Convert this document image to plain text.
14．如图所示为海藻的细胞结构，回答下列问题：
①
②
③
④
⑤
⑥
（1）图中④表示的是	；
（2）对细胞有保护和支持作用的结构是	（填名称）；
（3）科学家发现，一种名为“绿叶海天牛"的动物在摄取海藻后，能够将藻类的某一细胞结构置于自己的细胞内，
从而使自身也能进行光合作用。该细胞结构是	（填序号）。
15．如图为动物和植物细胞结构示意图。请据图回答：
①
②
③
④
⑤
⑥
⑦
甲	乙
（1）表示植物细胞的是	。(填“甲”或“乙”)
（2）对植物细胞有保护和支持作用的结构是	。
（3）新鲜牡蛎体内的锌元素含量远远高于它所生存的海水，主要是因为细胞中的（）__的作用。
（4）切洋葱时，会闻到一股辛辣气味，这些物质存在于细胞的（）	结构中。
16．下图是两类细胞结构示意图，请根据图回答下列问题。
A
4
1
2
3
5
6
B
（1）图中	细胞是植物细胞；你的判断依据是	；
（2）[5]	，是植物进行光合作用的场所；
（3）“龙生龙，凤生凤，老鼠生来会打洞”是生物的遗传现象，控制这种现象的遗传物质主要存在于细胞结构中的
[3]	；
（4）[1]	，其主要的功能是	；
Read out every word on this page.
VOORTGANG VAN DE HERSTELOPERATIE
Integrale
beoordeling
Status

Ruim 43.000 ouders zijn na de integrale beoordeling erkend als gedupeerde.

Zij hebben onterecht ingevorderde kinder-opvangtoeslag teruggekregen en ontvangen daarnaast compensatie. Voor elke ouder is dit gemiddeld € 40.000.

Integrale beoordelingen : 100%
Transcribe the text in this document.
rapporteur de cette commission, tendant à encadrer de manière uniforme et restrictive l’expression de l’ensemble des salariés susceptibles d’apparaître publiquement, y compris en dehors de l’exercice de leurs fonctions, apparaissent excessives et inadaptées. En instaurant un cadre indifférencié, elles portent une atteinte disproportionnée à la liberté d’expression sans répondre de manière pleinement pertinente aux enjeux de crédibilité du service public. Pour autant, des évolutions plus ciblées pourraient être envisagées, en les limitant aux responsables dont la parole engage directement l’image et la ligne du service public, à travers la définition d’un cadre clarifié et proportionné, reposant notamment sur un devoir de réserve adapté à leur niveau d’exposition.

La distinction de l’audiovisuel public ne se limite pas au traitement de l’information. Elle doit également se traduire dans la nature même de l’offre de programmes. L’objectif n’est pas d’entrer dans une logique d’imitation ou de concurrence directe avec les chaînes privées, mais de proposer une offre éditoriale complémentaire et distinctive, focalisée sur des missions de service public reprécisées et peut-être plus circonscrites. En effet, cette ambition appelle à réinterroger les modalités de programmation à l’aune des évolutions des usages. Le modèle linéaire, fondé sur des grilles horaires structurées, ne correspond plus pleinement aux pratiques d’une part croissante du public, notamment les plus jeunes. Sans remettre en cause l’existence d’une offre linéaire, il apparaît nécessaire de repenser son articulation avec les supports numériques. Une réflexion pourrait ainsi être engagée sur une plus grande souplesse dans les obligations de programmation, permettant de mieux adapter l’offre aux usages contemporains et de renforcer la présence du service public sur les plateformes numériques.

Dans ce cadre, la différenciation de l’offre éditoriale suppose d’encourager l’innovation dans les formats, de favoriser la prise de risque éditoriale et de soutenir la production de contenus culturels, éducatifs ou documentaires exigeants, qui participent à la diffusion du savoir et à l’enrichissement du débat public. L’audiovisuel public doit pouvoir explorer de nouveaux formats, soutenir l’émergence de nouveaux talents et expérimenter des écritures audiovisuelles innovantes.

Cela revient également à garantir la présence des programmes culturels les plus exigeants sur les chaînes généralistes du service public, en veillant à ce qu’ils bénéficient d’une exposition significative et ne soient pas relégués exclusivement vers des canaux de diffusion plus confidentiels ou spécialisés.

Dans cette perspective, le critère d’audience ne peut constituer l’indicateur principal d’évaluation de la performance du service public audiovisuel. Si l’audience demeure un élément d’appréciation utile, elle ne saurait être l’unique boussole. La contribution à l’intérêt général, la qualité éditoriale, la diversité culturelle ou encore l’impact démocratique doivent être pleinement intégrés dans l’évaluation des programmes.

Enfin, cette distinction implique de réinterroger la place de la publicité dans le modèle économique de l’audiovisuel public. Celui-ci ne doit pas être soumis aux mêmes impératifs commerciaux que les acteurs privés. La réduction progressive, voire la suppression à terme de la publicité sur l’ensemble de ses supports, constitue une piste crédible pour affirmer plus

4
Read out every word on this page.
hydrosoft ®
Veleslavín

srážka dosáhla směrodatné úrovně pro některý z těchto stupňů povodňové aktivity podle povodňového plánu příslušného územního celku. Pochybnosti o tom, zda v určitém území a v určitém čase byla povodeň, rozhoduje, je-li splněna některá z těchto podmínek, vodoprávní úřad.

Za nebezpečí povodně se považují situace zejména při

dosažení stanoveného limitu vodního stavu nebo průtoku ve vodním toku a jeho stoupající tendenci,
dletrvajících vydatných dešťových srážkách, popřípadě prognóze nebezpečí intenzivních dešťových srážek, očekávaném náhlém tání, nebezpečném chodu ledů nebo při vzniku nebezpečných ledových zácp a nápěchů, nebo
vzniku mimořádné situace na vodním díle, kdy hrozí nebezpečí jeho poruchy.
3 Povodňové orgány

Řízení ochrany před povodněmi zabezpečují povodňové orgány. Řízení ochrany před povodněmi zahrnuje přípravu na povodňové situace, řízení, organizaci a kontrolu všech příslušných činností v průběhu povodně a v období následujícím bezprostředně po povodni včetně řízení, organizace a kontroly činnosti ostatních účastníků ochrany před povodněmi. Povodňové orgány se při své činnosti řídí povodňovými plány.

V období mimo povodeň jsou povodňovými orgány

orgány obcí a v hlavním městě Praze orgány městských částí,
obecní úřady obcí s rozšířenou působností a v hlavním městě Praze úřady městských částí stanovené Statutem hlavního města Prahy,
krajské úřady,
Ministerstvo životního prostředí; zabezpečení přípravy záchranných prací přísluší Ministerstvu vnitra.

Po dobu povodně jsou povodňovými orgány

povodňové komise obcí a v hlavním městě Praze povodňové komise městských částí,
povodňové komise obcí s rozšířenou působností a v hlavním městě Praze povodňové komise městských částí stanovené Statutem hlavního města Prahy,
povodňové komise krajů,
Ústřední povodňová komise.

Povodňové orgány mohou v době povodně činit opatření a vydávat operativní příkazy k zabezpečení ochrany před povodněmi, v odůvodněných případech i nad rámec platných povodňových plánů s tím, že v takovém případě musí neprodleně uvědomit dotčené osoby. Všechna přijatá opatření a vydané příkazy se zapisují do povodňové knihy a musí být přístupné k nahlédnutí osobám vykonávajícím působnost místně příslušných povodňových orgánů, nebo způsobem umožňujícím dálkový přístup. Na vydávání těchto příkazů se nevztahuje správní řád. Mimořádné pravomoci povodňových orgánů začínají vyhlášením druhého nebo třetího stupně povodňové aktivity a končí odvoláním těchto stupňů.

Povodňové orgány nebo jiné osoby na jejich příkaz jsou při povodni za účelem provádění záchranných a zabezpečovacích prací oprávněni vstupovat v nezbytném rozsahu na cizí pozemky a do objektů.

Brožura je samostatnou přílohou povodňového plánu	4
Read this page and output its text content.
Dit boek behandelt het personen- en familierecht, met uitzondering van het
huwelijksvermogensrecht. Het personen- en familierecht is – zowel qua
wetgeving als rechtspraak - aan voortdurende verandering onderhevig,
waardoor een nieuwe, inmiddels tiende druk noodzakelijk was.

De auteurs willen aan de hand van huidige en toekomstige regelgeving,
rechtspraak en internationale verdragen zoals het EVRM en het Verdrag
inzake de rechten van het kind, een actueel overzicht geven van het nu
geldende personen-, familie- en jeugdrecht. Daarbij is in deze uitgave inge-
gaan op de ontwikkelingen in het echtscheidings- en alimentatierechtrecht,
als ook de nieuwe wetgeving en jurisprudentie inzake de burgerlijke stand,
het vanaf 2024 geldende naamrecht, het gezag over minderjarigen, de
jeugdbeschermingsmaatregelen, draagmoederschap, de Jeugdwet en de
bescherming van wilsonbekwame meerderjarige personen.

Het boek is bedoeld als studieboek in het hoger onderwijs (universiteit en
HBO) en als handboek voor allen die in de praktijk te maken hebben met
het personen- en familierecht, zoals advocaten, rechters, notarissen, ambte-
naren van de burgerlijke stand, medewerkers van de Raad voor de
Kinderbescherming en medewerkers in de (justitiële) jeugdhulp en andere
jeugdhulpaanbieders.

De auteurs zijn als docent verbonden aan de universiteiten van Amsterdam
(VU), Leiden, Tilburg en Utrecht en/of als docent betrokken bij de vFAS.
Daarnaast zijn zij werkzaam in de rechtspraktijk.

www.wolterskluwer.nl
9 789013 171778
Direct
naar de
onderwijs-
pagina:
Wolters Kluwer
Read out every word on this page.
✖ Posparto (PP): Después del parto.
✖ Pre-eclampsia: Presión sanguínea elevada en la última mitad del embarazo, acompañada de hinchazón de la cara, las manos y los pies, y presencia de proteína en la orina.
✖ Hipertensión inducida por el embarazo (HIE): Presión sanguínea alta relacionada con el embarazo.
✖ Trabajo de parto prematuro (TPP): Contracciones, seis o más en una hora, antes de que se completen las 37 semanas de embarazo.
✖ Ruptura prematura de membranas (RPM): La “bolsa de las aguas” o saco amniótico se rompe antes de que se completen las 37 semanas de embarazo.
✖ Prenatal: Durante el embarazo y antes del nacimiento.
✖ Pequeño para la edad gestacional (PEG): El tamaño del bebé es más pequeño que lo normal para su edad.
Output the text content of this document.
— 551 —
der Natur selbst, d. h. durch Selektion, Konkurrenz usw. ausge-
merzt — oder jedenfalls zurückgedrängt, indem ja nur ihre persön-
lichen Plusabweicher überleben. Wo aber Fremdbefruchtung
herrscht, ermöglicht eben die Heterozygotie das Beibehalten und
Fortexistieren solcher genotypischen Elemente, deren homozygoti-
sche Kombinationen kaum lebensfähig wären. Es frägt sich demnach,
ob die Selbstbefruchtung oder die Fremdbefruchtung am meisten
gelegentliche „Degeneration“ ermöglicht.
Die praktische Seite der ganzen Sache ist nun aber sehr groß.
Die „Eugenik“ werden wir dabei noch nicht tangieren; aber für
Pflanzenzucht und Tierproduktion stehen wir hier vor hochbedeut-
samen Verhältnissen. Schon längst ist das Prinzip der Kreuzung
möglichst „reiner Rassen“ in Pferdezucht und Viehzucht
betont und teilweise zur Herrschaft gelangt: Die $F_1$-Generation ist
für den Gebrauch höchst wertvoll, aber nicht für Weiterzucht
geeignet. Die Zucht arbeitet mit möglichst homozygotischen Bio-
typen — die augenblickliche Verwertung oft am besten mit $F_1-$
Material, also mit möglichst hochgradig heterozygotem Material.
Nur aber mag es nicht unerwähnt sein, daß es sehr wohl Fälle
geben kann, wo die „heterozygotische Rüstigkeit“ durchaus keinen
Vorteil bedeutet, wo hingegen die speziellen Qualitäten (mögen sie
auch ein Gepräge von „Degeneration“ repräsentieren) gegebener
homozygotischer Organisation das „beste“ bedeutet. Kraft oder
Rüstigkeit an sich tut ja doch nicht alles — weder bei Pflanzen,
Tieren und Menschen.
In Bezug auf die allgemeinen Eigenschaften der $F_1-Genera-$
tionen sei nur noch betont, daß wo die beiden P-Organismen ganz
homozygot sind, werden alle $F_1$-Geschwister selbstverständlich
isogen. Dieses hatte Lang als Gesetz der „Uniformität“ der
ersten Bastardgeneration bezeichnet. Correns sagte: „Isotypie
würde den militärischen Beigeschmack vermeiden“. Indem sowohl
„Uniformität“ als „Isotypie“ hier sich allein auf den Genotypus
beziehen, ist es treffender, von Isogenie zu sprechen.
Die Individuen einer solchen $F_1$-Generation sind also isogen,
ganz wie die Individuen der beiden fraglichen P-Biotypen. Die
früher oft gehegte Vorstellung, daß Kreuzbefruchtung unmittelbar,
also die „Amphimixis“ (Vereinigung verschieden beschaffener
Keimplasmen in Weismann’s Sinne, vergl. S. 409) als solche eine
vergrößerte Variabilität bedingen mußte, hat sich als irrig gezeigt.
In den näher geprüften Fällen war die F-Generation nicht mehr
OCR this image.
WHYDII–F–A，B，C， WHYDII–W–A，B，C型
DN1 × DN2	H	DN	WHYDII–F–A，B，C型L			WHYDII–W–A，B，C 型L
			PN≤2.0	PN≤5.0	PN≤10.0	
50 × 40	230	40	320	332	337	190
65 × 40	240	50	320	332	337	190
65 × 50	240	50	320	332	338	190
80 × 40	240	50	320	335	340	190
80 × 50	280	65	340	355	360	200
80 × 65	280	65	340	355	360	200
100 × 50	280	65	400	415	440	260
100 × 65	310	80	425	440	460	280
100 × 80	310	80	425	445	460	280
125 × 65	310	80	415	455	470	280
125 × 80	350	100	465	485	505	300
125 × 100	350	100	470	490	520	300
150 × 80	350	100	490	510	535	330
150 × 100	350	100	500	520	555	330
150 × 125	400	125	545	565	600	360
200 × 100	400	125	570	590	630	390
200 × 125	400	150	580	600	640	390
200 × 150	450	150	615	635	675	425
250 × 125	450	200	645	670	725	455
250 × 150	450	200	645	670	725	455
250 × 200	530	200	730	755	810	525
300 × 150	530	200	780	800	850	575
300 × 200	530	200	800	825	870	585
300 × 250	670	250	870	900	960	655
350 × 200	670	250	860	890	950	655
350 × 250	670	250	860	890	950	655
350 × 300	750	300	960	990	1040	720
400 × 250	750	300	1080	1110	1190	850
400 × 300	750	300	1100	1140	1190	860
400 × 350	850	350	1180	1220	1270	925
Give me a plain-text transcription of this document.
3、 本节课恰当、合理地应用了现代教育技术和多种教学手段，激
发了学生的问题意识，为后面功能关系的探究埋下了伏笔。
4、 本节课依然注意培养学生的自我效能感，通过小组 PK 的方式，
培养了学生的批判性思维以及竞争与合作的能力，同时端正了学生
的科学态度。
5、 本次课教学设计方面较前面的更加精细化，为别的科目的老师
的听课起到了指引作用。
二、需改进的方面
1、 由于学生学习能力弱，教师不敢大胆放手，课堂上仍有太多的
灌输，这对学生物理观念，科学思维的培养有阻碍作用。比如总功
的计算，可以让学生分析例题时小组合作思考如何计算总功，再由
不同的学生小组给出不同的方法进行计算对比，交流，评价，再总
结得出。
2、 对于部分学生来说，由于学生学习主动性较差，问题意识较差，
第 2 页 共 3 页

····················

Your instructions:
Identify the lines of the entries containing the string "content". Copy each such line.

Completed exercise:
Read this page and output its text content.
Output the text content of this document.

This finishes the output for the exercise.